Written problem.
Write out all of the data without omission, exactly as shown.

Given entries.
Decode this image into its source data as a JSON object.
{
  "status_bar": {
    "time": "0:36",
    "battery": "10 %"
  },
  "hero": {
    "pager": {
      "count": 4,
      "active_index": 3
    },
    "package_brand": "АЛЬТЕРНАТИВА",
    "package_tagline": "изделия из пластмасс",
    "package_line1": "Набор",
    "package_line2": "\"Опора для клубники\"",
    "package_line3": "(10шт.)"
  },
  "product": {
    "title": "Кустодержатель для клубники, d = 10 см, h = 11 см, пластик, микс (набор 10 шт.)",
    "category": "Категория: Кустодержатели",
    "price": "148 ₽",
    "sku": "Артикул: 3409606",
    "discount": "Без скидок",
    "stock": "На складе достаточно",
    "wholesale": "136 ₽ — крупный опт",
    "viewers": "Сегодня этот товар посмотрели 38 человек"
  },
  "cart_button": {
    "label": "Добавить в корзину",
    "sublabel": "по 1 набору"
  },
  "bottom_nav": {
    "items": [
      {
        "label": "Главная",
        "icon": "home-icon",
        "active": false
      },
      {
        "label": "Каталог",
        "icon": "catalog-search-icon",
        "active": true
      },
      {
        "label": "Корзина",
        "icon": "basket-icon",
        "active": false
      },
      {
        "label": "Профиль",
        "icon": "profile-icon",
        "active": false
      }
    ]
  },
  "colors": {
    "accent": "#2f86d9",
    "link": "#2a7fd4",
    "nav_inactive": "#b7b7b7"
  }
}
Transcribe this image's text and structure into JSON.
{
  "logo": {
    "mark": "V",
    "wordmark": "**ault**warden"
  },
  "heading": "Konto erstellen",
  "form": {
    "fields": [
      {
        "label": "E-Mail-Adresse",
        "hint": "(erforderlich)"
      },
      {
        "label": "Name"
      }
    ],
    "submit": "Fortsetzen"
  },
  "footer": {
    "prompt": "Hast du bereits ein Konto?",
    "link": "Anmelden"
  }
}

Answer.
Decode this image into its source data as a JSON object.
{
  "status_bar": {
    "time": "0:36",
    "battery": "10 %"
  },
  "hero": {
    "pager": {
      "count": 4,
      "active_index": 3
    },
    "package_brand": "АЛЬТЕРНАТИВА",
    "package_tagline": "изделия из пластмасс",
    "package_line1": "Набор",
    "package_line2": "\"Опора для клубники\"",
    "package_line3": "(10шт.)"
  },
  "product": {
    "title": "Кустодержатель для клубники, d = 10 см, h = 11 см, пластик, микс (набор 10 шт.)",
    "category": "Категория: Кустодержатели",
    "price": "148 ₽",
    "sku": "Артикул: 3409606",
    "discount": "Без скидок",
    "stock": "На складе достаточно",
    "wholesale": "136 ₽ — крупный опт",
    "viewers": "Сегодня этот товар посмотрели 38 человек"
  },
  "cart_button": {
    "label": "Добавить в корзину",
    "sublabel": "по 1 набору"
  },
  "bottom_nav": {
    "items": [
      {
        "label": "Главная",
        "icon": "home-icon",
        "active": false
      },
      {
        "label": "Каталог",
        "icon": "catalog-search-icon",
        "active": true
      },
      {
        "label": "Корзина",
        "icon": "basket-icon",
        "active": false
      },
      {
        "label": "Профиль",
        "icon": "profile-icon",
        "active": false
      }
    ]
  },
  "colors": {
    "accent": "#2f86d9",
    "link": "#2a7fd4",
    "nav_inactive": "#b7b7b7"
  }
}
Transcribe this image's text and structure into JSON.
{
  "logo": {
    "mark": "V",
    "wordmark": "**ault**warden"
  },
  "heading": "Konto erstellen",
  "form": {
    "fields": [
      {
        "label": "E-Mail-Adresse",
        "hint": "(erforderlich)"
      },
      {
        "label": "Name"
      }
    ],
    "submit": "Fortsetzen"
  },
  "footer": {
    "prompt": "Hast du bereits ein Konto?",
    "link": "Anmelden"
  }
}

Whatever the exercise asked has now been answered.